▸ **TASK INPUTS**
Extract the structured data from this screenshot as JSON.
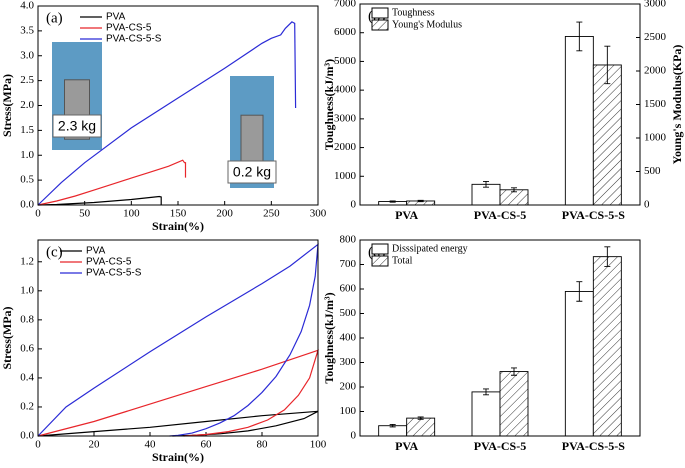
{
  "chart_data": [
    {
      "type": "line",
      "panel_label": "(a)",
      "x_label": "Strain(%)",
      "y_label": "Stress(MPa)",
      "xlim": [
        0,
        300
      ],
      "xticks": [
        0,
        50,
        100,
        150,
        200,
        250,
        300
      ],
      "ylim": [
        0,
        4
      ],
      "yticks": [
        {
          "value": 0,
          "label": "0.0"
        },
        0.5,
        {
          "value": 1,
          "label": "1.0"
        },
        1.5,
        {
          "value": 2,
          "label": "2.0"
        },
        2.5,
        {
          "value": 3,
          "label": "3.0"
        },
        3.5,
        {
          "value": 4,
          "label": "4.0"
        }
      ],
      "annotations": [
        "2.3 kg",
        "0.2 kg"
      ],
      "series": [
        {
          "name": "PVA",
          "color": "#000000",
          "x": [
            0,
            20,
            40,
            60,
            80,
            100,
            120,
            130,
            132,
            132
          ],
          "values": [
            0,
            0.01,
            0.03,
            0.05,
            0.08,
            0.11,
            0.15,
            0.17,
            0.16,
            0
          ]
        },
        {
          "name": "PVA-CS-5",
          "color": "#e8262b",
          "x": [
            0,
            20,
            40,
            60,
            80,
            100,
            120,
            140,
            155,
            157,
            158,
            158
          ],
          "values": [
            0,
            0.08,
            0.18,
            0.3,
            0.42,
            0.54,
            0.66,
            0.78,
            0.9,
            0.85,
            0.85,
            0.55
          ]
        },
        {
          "name": "PVA-CS-5-S",
          "color": "#2b2bd6",
          "x": [
            0,
            25,
            50,
            100,
            150,
            200,
            240,
            250,
            260,
            265,
            272,
            275,
            276
          ],
          "values": [
            0,
            0.45,
            0.85,
            1.55,
            2.15,
            2.75,
            3.25,
            3.35,
            3.42,
            3.55,
            3.68,
            3.65,
            1.95
          ]
        }
      ]
    },
    {
      "type": "bar",
      "panel_label": "(b)",
      "y_label": "Toughness(kJ/m³)",
      "y2_label": "Young's Modulus(KPa)",
      "categories": [
        "PVA",
        "PVA-CS-5",
        "PVA-CS-5-S"
      ],
      "ylim": [
        0,
        7000
      ],
      "yticks": [
        0,
        1000,
        2000,
        3000,
        4000,
        5000,
        6000,
        7000
      ],
      "y2lim": [
        0,
        3000
      ],
      "y2ticks": [
        0,
        500,
        1000,
        1500,
        2000,
        2500,
        3000
      ],
      "series": [
        {
          "name": "Toughness",
          "color": "#000000",
          "hatch": false,
          "values": [
            120,
            720,
            5870
          ],
          "errors": [
            20,
            100,
            500
          ]
        },
        {
          "name": "Young's Modulus",
          "color": "#000000",
          "hatch": true,
          "axis": "y2",
          "values": [
            60,
            227,
            2090
          ],
          "errors": [
            10,
            30,
            280
          ]
        }
      ]
    },
    {
      "type": "line",
      "panel_label": "(c)",
      "x_label": "Strain(%)",
      "y_label": "Stress(MPa)",
      "xlim": [
        0,
        100
      ],
      "xticks": [
        0,
        20,
        40,
        60,
        80,
        100
      ],
      "ylim": [
        0,
        1.35
      ],
      "yticks": [
        {
          "value": 0,
          "label": "0.0"
        },
        0.2,
        0.4,
        0.6,
        0.8,
        {
          "value": 1,
          "label": "1.0"
        },
        1.2
      ],
      "series": [
        {
          "name": "PVA",
          "color": "#000000",
          "x": [
            0,
            20,
            40,
            60,
            80,
            100,
            95,
            85,
            75,
            65,
            55,
            48
          ],
          "values": [
            0,
            0.03,
            0.06,
            0.1,
            0.14,
            0.17,
            0.12,
            0.07,
            0.035,
            0.015,
            0.004,
            0
          ]
        },
        {
          "name": "PVA-CS-5",
          "color": "#e8262b",
          "x": [
            0,
            20,
            40,
            60,
            80,
            100,
            97,
            93,
            88,
            82,
            75,
            68,
            60,
            52
          ],
          "values": [
            0,
            0.1,
            0.22,
            0.34,
            0.46,
            0.59,
            0.4,
            0.28,
            0.18,
            0.11,
            0.06,
            0.03,
            0.01,
            0
          ]
        },
        {
          "name": "PVA-CS-5-S",
          "color": "#2b2bd6",
          "x": [
            0,
            10,
            20,
            40,
            60,
            80,
            90,
            100,
            99,
            97,
            94,
            90,
            85,
            80,
            75,
            70,
            65,
            60,
            55,
            50,
            47
          ],
          "values": [
            0,
            0.2,
            0.33,
            0.58,
            0.82,
            1.05,
            1.17,
            1.32,
            1.1,
            0.9,
            0.72,
            0.56,
            0.41,
            0.3,
            0.21,
            0.14,
            0.09,
            0.05,
            0.02,
            0.005,
            0
          ]
        }
      ]
    },
    {
      "type": "bar",
      "panel_label": "(d)",
      "y_label": "Toughness(kJ/m³)",
      "categories": [
        "PVA",
        "PVA-CS-5",
        "PVA-CS-5-S"
      ],
      "ylim": [
        0,
        800
      ],
      "yticks": [
        0,
        100,
        200,
        300,
        400,
        500,
        600,
        700,
        800
      ],
      "series": [
        {
          "name": "Disssipated energy",
          "color": "#000000",
          "hatch": false,
          "values": [
            42,
            180,
            590
          ],
          "errors": [
            5,
            12,
            40
          ]
        },
        {
          "name": "Total",
          "color": "#000000",
          "hatch": true,
          "values": [
            73,
            263,
            732
          ],
          "errors": [
            5,
            15,
            40
          ]
        }
      ]
    }
  ]
}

▸ **WORK TO DO**
From the entries above, return each line with the word "Modulus" in it.

▸ **ANSWER BELOW**
      "y2_label": "Young's Modulus(KPa)",
          "name": "Young's Modulus",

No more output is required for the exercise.